TASK DETAILS
Reproduce the records word for word, from the first line through the line containing "candle-body — [163, 167, 168, 185]".
--- Begin ---
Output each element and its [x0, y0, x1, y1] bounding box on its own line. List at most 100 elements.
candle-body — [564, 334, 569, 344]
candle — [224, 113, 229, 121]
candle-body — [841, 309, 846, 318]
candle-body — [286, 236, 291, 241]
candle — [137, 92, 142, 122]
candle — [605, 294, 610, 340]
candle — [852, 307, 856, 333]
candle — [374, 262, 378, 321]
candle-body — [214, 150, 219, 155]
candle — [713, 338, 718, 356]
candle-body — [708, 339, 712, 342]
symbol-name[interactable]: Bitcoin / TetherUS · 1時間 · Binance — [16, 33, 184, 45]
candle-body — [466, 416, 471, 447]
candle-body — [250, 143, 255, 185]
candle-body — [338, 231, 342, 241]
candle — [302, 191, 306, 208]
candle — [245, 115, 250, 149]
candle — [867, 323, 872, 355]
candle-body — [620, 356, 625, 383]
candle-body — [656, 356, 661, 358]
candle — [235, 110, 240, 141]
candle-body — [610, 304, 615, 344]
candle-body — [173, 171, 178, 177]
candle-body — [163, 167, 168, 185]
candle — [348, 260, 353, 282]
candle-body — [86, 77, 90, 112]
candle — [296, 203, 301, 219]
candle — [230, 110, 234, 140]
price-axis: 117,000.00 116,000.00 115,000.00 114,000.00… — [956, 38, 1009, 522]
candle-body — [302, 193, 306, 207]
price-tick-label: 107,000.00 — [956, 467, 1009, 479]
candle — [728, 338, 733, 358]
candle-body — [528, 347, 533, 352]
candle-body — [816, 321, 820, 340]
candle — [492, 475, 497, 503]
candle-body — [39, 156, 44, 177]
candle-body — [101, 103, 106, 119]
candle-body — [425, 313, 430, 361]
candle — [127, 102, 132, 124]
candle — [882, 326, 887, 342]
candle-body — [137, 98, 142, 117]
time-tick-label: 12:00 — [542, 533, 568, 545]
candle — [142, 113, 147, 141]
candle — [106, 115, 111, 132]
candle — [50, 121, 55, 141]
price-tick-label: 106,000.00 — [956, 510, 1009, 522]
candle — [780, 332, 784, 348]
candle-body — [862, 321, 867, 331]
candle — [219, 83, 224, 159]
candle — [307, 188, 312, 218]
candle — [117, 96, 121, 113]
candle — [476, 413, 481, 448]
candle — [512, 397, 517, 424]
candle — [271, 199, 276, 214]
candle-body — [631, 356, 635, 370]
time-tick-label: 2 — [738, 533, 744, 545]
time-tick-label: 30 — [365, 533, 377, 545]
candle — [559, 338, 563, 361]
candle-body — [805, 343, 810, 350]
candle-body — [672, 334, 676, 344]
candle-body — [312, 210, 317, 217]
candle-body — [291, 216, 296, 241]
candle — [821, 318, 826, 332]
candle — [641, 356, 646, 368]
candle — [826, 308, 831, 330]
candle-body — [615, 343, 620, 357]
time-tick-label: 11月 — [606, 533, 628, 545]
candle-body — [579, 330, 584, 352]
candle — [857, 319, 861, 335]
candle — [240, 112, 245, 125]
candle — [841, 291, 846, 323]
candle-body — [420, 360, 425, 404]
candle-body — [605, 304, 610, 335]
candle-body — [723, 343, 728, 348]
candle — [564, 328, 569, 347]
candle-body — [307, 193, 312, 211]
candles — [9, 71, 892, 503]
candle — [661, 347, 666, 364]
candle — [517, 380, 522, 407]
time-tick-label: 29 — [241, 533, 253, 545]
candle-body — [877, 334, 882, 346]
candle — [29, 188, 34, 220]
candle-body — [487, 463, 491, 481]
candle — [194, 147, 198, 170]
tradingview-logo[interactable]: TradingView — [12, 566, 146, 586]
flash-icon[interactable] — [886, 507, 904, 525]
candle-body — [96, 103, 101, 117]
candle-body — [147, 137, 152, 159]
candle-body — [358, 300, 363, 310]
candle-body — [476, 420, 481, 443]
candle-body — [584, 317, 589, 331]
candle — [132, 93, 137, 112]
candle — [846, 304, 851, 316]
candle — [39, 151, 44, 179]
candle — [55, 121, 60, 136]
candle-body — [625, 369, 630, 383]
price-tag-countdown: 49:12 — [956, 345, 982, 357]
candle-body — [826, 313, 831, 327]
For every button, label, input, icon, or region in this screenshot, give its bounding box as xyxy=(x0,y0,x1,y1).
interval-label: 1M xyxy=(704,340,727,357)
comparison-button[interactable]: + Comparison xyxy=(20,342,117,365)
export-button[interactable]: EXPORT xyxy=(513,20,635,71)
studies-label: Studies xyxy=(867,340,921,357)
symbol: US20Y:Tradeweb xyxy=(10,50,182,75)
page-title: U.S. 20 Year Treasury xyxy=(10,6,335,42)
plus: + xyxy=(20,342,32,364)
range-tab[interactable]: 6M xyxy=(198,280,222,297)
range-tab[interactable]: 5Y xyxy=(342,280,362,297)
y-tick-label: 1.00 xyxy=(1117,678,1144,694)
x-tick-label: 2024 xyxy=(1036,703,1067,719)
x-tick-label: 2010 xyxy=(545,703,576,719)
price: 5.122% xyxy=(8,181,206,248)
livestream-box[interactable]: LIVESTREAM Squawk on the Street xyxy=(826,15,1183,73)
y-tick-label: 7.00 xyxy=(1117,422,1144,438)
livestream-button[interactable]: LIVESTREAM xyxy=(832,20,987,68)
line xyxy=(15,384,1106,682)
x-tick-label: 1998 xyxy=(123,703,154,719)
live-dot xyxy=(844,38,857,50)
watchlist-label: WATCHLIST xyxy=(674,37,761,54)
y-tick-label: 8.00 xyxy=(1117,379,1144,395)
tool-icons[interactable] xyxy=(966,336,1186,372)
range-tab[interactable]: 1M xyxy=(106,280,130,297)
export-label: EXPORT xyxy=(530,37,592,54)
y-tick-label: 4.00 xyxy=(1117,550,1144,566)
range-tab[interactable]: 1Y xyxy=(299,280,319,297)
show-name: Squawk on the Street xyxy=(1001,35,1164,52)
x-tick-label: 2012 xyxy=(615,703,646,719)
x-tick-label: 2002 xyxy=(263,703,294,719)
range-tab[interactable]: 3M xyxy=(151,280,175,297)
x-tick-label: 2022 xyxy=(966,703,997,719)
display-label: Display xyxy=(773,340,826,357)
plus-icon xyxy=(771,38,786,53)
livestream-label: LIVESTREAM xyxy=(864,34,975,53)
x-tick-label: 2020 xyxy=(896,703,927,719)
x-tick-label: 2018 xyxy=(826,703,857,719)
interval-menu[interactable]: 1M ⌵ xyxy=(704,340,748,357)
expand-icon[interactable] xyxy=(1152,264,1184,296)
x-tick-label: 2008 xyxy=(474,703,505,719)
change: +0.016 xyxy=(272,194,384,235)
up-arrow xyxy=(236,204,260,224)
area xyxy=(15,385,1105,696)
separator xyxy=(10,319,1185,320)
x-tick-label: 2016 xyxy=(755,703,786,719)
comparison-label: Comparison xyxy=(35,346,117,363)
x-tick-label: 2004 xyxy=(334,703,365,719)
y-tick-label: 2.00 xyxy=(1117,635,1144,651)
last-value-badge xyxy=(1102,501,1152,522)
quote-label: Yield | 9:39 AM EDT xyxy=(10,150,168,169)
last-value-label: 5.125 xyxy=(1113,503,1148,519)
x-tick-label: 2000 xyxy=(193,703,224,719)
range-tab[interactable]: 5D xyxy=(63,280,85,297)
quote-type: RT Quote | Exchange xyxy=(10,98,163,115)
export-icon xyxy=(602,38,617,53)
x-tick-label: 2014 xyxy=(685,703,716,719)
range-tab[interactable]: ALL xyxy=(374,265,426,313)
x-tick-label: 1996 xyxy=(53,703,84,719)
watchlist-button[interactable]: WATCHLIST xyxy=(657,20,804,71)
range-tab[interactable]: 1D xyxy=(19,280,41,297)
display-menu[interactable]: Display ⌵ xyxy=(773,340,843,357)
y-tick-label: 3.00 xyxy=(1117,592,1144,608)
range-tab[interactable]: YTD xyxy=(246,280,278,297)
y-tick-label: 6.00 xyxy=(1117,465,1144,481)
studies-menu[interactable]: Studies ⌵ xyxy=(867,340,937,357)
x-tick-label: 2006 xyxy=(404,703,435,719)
--- End ---
COMPLETE ANSWER
Output each element and its [x0, y0, x1, y1] bounding box on its own line. List at most 100 elements.
candle-body — [564, 334, 569, 344]
candle — [224, 113, 229, 121]
candle-body — [841, 309, 846, 318]
candle-body — [286, 236, 291, 241]
candle — [137, 92, 142, 122]
candle — [605, 294, 610, 340]
candle — [852, 307, 856, 333]
candle — [374, 262, 378, 321]
candle-body — [214, 150, 219, 155]
candle — [713, 338, 718, 356]
candle-body — [708, 339, 712, 342]
symbol-name[interactable]: Bitcoin / TetherUS · 1時間 · Binance — [16, 33, 184, 45]
candle-body — [466, 416, 471, 447]
candle-body — [250, 143, 255, 185]
candle-body — [338, 231, 342, 241]
candle — [302, 191, 306, 208]
candle — [245, 115, 250, 149]
candle — [867, 323, 872, 355]
candle-body — [620, 356, 625, 383]
candle-body — [656, 356, 661, 358]
candle — [235, 110, 240, 141]
candle-body — [610, 304, 615, 344]
candle-body — [173, 171, 178, 177]
candle-body — [163, 167, 168, 185]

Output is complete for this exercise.